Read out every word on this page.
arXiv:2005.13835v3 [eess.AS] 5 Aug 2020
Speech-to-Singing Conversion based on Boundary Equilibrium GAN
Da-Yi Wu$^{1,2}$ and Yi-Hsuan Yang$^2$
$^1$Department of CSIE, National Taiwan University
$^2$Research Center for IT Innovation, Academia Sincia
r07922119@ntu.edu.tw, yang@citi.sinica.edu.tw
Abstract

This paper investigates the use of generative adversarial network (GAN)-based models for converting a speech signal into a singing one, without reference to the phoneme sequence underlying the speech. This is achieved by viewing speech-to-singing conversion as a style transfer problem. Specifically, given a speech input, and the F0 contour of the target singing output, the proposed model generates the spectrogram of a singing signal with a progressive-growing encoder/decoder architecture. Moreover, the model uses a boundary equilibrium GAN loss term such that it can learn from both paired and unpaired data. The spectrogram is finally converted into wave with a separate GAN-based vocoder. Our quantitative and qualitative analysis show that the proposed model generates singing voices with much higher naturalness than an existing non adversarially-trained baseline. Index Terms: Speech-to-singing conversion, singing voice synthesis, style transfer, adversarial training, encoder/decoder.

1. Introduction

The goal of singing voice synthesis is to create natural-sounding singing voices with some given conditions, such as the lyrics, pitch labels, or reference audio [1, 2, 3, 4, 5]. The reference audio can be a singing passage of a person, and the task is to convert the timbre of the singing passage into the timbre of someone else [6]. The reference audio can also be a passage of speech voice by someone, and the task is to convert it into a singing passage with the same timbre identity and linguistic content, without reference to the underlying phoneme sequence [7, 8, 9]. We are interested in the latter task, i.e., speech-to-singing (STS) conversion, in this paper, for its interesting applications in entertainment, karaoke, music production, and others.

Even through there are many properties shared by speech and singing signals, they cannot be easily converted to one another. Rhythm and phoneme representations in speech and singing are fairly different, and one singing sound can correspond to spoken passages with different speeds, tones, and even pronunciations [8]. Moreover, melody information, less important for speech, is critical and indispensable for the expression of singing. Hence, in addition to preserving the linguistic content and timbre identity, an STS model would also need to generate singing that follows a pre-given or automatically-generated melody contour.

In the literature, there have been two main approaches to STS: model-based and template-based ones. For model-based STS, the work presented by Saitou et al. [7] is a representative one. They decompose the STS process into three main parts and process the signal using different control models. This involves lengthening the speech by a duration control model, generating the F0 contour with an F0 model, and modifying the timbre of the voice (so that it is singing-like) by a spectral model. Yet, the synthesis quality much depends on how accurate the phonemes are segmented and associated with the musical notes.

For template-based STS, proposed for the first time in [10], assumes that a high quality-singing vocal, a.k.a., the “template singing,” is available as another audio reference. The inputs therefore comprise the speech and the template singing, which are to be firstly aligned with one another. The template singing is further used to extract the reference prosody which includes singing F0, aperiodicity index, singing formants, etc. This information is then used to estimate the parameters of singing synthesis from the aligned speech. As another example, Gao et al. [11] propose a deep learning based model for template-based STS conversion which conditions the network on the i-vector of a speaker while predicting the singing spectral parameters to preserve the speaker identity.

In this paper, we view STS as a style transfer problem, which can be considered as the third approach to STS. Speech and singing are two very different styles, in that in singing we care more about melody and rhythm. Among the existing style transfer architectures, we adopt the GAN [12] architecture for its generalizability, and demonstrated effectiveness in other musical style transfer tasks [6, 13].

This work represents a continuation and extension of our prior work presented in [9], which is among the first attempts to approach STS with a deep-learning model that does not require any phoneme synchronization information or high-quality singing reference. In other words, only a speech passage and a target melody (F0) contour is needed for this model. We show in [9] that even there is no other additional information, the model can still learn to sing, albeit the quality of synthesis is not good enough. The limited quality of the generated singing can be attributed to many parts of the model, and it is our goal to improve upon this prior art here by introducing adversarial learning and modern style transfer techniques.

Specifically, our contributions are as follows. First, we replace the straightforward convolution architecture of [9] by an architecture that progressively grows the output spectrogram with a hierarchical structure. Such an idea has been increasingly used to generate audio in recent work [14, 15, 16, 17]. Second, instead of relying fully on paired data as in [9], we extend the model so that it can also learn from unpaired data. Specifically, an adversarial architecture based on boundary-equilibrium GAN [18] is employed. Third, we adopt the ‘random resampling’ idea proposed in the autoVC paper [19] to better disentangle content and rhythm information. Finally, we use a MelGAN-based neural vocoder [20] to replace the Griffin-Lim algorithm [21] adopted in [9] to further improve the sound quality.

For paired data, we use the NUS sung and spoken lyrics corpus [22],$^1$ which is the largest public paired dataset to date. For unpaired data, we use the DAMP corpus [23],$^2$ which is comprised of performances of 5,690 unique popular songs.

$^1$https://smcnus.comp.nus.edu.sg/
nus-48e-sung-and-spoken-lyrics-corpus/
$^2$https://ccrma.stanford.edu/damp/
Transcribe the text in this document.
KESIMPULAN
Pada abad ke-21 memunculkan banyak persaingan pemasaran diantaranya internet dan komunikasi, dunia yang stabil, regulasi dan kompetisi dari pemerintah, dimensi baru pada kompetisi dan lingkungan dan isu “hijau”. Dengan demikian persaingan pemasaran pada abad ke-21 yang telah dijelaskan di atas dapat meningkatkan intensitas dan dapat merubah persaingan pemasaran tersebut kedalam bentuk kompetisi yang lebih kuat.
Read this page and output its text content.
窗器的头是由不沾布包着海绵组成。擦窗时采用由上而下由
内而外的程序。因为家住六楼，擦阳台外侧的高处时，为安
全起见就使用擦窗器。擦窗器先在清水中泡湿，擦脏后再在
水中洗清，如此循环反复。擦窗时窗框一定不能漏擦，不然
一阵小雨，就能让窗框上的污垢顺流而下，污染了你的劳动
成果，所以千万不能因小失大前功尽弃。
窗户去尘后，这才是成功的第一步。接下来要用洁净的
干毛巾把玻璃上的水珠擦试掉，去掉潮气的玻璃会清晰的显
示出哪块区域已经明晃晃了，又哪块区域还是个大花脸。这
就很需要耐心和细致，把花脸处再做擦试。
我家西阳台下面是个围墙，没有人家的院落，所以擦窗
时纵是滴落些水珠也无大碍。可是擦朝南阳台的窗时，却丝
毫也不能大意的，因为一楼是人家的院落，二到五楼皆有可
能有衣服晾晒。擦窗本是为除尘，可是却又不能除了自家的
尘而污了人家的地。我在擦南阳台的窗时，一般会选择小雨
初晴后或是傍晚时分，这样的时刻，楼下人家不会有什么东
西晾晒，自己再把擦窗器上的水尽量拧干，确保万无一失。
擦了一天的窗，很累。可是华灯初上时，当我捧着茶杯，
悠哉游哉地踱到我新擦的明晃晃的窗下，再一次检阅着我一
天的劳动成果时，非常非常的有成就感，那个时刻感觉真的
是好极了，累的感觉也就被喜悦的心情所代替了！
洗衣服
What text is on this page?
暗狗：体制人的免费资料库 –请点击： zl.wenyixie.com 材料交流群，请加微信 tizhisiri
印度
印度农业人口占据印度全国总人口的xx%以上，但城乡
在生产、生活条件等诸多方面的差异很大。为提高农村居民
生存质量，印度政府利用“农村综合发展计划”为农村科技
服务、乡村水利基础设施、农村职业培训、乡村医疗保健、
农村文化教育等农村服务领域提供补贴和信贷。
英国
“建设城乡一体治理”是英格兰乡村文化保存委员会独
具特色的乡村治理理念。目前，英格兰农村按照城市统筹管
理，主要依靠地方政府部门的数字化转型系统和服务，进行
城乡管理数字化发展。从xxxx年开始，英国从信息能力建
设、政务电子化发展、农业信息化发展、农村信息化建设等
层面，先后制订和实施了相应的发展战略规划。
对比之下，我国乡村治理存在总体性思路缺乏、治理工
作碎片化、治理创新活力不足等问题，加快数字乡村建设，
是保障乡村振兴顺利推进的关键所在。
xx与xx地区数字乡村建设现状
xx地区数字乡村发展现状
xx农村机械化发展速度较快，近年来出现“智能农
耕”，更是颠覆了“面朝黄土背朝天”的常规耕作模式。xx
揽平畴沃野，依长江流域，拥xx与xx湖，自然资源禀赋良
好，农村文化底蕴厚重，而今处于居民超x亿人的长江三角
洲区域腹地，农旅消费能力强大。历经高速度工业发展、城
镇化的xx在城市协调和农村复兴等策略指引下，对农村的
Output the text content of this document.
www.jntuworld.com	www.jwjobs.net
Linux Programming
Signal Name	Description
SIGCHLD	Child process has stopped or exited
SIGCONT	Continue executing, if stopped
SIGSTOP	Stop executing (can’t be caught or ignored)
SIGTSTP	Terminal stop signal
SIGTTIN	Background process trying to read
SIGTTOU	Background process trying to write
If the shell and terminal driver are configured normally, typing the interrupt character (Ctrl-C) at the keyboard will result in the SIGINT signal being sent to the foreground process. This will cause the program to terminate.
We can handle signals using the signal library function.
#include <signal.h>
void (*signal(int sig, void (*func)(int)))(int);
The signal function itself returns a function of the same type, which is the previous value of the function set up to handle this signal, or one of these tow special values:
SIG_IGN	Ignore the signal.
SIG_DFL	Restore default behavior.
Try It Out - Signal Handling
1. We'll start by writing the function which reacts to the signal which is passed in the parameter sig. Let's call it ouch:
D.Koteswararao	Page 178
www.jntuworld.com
☆ ☆ ☆
▶ **Task brief**
List the lines of the records where "sung" occurs.

▶ **Answer for this exercise**
For paired data, we use the NUS sung and spoken lyrics corpus [22],$^1$ which is the largest public paired dataset to date. For unpaired data, we use the DAMP corpus [23],$^2$ which is comprised of performances of 5,690 unique popular songs.
nus-48e-sung-and-spoken-lyrics-corpus/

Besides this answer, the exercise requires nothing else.